Examine the records and identify each line that includes the string "образовательного". Copy those lines.

** Task inputs **
* Start *
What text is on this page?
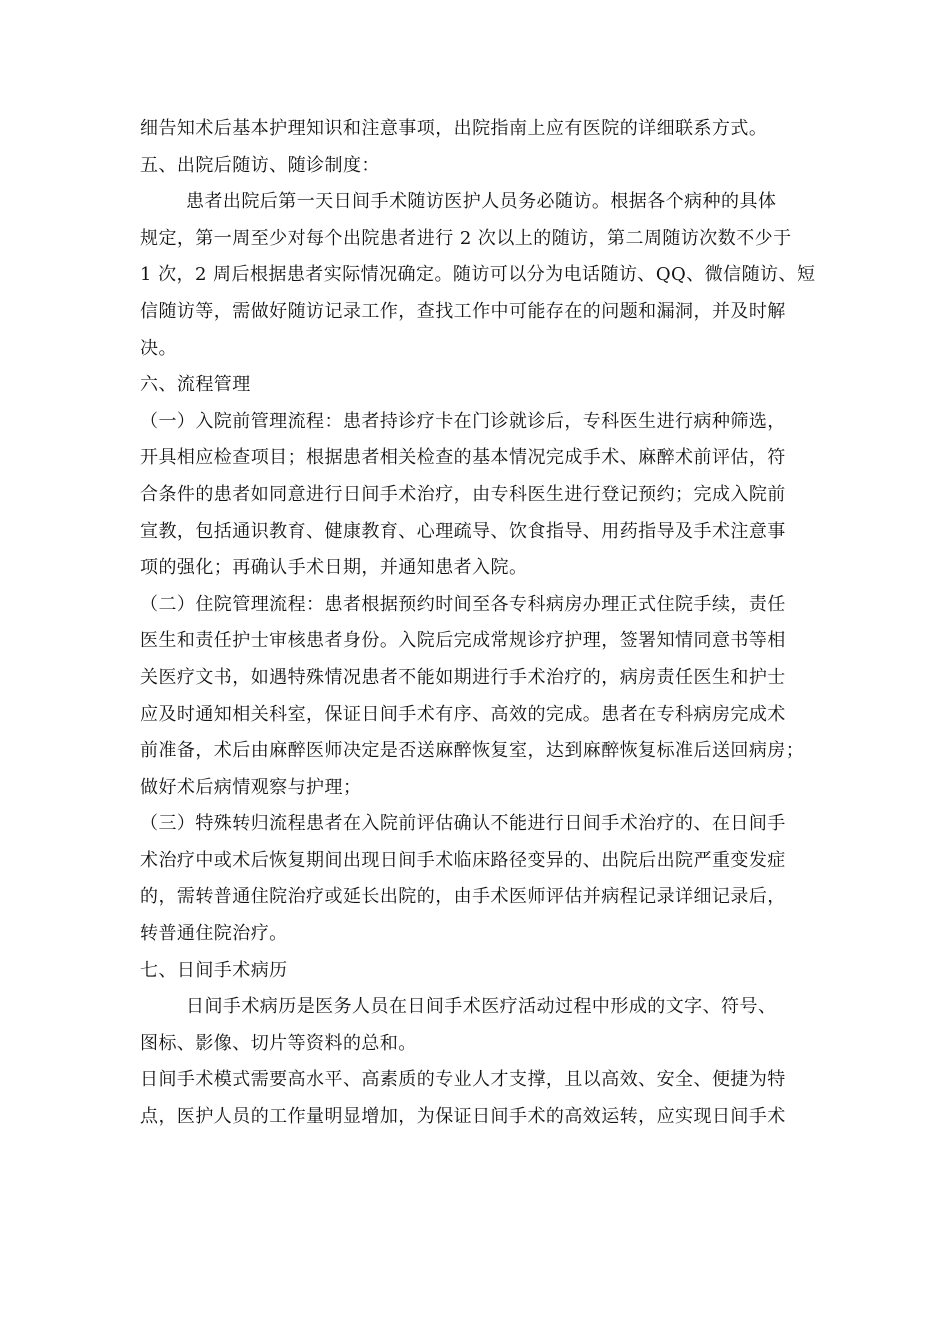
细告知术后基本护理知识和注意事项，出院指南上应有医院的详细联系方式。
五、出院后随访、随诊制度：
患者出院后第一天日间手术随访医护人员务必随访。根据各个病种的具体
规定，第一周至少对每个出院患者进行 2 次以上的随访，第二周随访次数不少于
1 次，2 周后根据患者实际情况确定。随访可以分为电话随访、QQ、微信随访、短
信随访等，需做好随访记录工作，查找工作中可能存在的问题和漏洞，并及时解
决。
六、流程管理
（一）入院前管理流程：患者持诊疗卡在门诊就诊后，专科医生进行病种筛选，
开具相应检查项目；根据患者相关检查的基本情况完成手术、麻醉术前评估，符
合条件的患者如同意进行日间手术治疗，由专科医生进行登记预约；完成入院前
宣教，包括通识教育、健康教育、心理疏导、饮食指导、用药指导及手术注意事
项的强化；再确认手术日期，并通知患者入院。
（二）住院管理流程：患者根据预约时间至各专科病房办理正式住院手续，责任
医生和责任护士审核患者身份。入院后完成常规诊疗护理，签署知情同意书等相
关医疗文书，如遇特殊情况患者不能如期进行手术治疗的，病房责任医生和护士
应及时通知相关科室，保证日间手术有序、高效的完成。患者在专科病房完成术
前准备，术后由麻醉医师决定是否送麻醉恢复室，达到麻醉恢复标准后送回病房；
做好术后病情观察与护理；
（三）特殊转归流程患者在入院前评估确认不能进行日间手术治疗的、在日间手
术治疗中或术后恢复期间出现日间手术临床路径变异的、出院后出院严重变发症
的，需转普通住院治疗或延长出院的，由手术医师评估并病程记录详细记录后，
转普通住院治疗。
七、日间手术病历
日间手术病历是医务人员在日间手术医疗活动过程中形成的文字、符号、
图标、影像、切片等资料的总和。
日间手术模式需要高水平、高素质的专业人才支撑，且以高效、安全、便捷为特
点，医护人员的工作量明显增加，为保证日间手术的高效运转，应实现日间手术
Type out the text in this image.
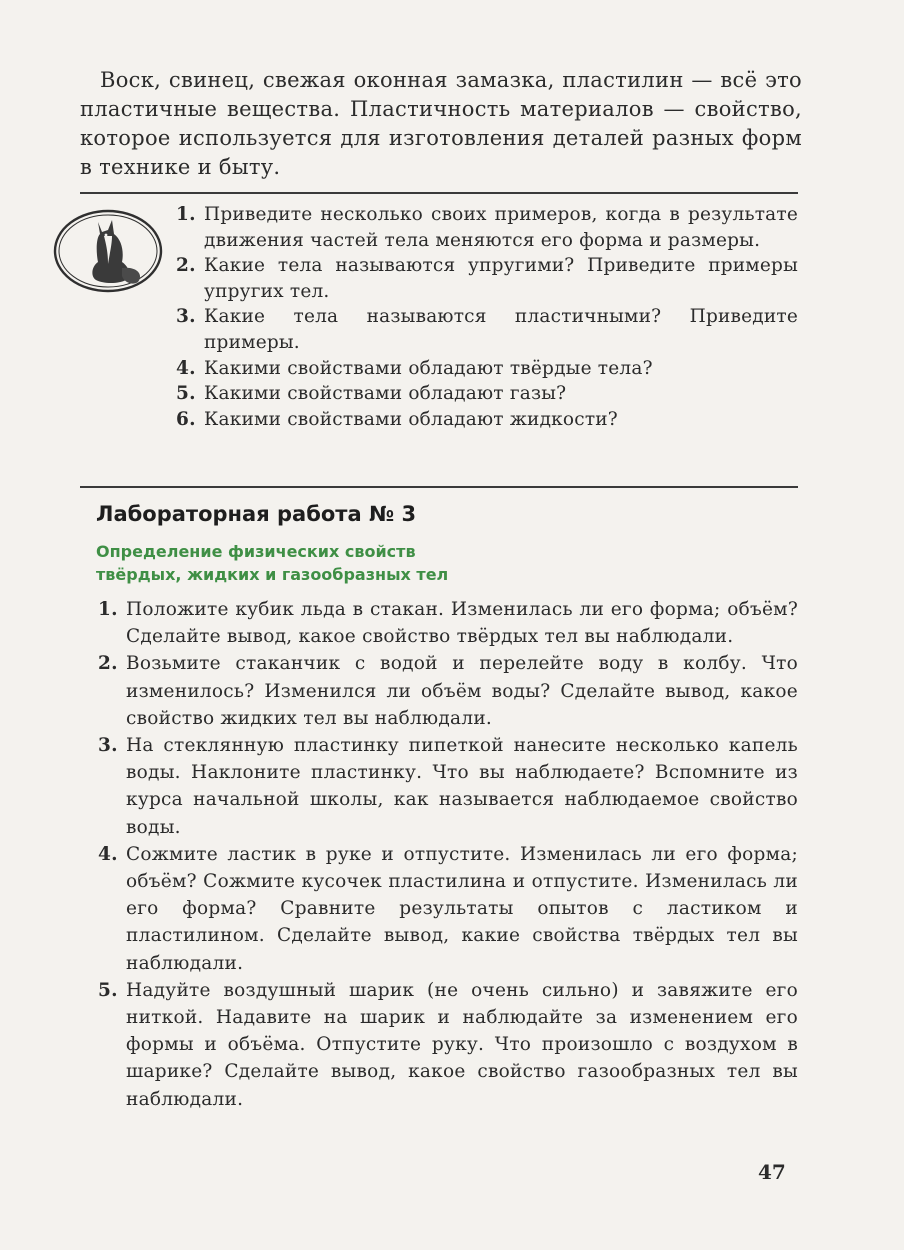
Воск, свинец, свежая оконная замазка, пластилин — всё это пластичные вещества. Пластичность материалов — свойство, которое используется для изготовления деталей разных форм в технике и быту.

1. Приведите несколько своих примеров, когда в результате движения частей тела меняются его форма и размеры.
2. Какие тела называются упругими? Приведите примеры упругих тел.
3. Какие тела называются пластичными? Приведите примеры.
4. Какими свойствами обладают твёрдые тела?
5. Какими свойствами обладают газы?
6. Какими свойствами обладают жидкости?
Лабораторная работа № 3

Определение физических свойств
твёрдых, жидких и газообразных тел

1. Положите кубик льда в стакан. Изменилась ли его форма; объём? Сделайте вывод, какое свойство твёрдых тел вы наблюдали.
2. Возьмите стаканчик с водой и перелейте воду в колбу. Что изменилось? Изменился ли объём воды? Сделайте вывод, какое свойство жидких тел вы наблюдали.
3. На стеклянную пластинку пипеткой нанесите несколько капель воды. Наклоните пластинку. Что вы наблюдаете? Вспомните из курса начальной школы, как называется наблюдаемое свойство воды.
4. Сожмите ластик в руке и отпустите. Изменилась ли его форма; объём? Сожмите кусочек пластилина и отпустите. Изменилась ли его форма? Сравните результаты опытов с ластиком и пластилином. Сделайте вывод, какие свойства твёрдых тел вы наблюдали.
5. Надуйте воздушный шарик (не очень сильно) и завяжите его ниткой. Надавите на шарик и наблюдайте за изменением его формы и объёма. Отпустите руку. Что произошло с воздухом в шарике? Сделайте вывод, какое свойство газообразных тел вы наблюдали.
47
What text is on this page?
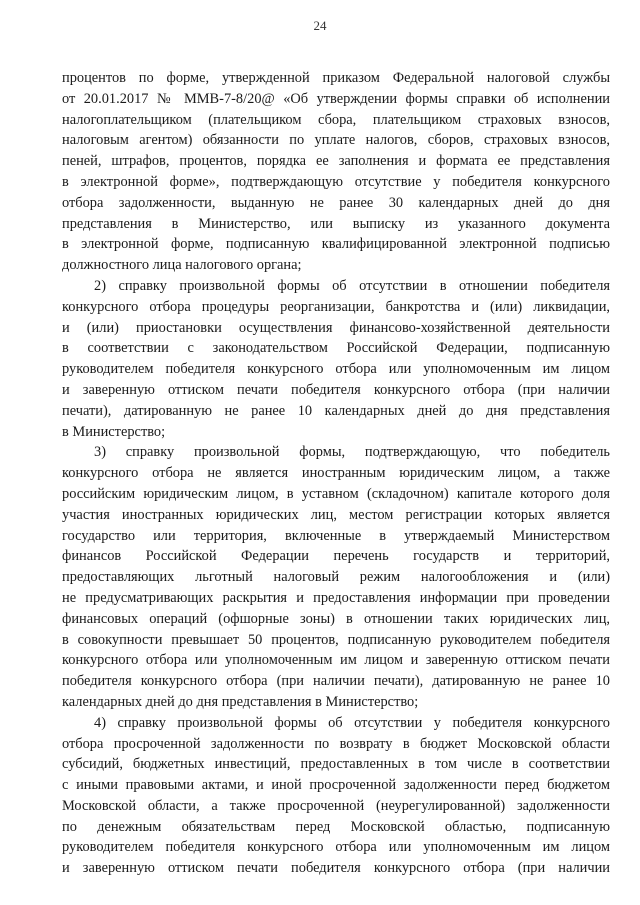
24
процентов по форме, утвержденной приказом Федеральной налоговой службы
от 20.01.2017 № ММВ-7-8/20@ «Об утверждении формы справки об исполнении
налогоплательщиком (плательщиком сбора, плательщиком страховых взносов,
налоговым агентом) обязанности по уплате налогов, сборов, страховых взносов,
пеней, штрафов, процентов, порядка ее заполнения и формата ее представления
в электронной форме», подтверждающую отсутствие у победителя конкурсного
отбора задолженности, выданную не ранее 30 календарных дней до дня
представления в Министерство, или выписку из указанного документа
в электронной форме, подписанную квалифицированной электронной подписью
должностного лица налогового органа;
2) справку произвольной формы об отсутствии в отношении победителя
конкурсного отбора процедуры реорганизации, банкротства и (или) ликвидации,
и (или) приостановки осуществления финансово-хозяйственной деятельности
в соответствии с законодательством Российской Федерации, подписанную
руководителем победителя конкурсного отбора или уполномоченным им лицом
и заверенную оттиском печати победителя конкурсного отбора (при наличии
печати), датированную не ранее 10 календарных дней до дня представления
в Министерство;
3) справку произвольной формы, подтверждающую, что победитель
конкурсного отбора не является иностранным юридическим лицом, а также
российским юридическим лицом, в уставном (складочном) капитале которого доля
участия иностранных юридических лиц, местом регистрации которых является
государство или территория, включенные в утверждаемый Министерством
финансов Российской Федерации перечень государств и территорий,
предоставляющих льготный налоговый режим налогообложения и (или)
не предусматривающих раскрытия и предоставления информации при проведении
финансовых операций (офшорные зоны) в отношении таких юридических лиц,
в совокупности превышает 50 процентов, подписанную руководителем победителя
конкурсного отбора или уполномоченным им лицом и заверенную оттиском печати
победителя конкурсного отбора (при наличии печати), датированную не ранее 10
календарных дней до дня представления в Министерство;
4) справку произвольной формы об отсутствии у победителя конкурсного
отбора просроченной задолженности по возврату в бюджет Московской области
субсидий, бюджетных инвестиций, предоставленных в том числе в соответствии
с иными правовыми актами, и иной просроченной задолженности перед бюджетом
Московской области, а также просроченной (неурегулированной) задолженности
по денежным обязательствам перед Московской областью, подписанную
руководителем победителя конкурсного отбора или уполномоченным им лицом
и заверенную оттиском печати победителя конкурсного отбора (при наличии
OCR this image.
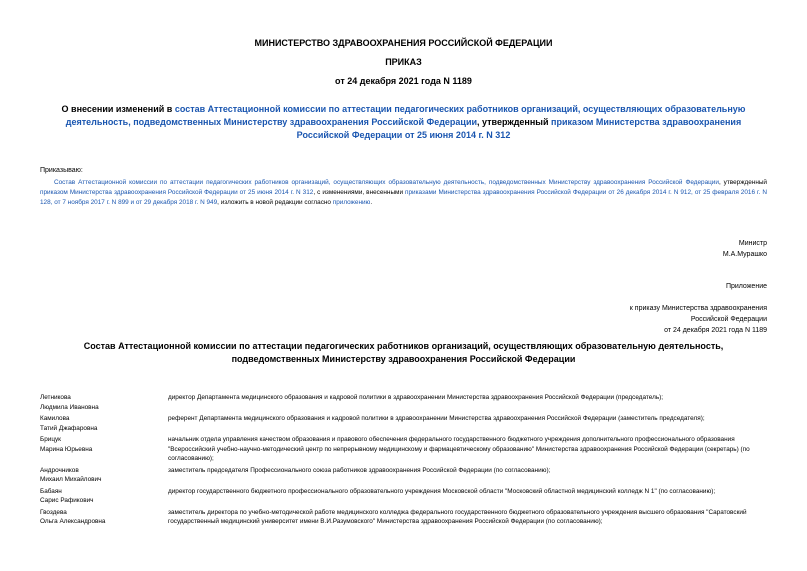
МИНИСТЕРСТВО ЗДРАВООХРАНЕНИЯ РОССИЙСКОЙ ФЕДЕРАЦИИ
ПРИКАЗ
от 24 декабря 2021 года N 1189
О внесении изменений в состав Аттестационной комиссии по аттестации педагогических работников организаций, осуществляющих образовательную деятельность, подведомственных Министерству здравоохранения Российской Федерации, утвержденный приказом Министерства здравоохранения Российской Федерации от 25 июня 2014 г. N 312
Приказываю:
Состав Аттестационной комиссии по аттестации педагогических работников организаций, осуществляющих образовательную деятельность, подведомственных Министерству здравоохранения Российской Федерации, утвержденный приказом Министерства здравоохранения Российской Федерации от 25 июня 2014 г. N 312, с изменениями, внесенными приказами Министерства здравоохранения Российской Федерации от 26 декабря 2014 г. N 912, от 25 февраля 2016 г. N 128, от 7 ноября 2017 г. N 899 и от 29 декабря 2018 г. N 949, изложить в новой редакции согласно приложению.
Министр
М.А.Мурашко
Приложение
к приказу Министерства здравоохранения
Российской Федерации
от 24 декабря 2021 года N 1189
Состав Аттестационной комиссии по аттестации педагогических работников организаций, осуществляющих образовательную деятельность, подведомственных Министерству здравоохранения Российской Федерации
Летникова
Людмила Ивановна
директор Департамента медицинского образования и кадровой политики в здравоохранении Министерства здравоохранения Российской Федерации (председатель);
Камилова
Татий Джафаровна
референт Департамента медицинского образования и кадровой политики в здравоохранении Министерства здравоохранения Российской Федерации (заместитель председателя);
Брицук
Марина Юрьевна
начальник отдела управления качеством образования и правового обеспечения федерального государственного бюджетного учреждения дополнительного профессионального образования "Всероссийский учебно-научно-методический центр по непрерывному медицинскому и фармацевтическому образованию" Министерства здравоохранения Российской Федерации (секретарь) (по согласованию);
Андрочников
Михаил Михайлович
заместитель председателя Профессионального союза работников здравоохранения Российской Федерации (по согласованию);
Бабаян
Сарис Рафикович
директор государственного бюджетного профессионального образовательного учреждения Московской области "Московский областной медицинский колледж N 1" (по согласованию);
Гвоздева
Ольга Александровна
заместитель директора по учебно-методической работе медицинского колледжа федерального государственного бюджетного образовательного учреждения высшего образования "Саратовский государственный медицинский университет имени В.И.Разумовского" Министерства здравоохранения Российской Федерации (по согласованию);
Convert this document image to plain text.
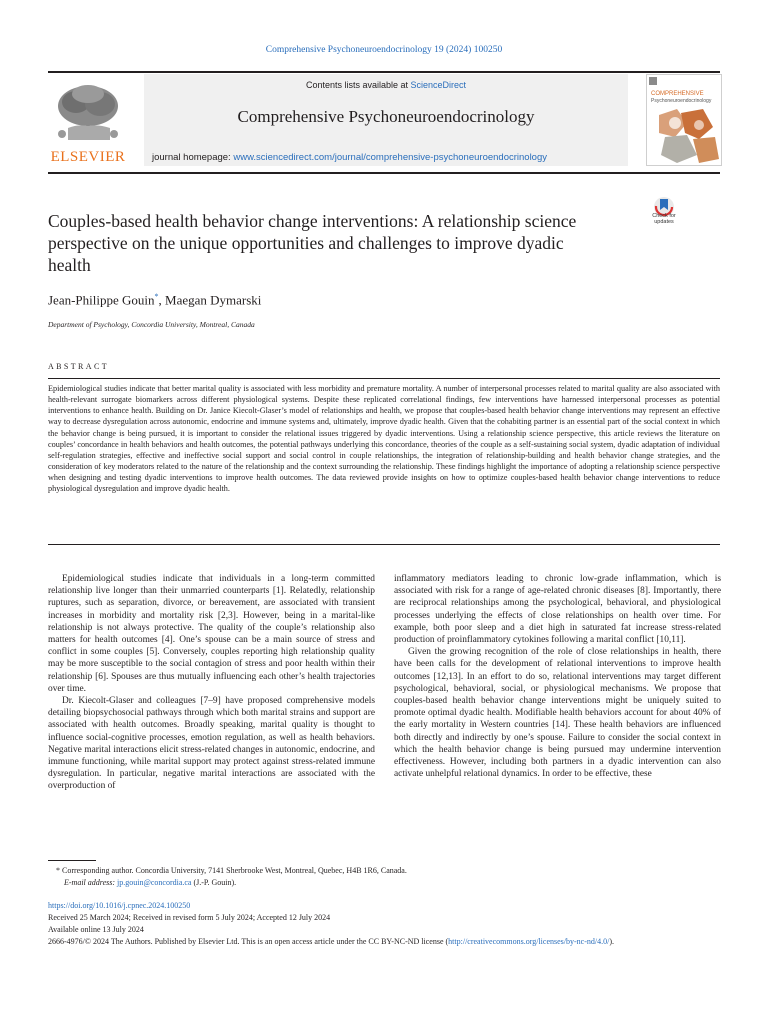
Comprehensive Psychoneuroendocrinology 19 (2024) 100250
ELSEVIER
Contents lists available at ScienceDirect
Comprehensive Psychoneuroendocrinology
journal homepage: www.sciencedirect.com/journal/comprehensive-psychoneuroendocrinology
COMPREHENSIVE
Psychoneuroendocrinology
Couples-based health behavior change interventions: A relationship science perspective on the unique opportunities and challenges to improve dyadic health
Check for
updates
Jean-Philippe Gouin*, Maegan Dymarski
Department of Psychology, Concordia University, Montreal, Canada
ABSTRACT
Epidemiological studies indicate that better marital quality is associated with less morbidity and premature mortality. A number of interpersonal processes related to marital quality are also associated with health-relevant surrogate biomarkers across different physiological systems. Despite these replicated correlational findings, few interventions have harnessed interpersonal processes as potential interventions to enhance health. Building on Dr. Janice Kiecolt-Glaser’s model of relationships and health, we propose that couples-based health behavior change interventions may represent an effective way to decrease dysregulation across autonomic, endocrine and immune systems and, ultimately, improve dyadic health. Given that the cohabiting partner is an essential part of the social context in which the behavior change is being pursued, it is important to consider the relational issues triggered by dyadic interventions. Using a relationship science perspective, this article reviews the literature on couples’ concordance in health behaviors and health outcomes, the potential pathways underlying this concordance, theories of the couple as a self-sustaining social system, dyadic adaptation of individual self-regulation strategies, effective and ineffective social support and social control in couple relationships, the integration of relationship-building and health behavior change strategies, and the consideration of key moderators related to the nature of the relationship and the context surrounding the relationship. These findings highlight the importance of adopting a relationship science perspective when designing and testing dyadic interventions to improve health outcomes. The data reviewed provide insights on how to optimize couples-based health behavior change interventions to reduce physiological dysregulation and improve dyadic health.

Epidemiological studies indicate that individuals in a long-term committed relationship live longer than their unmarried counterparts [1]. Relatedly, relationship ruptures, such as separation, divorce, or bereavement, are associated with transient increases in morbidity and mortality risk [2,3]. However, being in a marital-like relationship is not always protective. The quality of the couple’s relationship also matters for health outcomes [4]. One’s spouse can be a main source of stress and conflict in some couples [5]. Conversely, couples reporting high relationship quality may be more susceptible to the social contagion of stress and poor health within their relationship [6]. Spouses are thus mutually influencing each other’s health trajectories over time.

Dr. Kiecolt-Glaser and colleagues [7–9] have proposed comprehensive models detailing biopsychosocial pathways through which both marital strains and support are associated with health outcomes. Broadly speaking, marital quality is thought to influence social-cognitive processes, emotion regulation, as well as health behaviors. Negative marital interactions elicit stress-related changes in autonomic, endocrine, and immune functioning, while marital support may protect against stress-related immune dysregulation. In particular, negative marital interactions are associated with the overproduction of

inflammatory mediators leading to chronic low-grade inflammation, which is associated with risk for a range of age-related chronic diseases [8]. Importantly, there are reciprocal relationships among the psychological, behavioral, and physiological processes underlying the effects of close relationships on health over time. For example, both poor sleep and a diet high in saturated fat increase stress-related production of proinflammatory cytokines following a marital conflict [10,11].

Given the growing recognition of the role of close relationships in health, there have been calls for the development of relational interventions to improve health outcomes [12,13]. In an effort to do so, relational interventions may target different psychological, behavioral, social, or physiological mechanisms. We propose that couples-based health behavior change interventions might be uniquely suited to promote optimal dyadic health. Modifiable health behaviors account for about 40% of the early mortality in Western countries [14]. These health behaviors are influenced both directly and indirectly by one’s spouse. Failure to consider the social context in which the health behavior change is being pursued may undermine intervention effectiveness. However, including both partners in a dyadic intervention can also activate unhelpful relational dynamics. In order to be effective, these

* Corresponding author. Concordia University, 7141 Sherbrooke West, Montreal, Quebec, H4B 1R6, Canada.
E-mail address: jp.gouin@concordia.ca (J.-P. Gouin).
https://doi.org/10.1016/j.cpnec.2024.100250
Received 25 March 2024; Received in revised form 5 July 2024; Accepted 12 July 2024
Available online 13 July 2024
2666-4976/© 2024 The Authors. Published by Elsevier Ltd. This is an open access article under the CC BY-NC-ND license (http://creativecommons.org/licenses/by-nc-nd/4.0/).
* End *
** Exercise answer **
директор государственного бюджетного профессионального образовательного учреждения Московской области "Московский областной медицинский колледж N 1" (по согласованию);
заместитель директора по учебно-методической работе медицинского колледжа федерального государственного бюджетного образовательного учреждения высшего образования "Саратовский государственный медицинский университет имени В.И.Разумовского" Министерства здравоохранения Российской Федерации (по согласованию);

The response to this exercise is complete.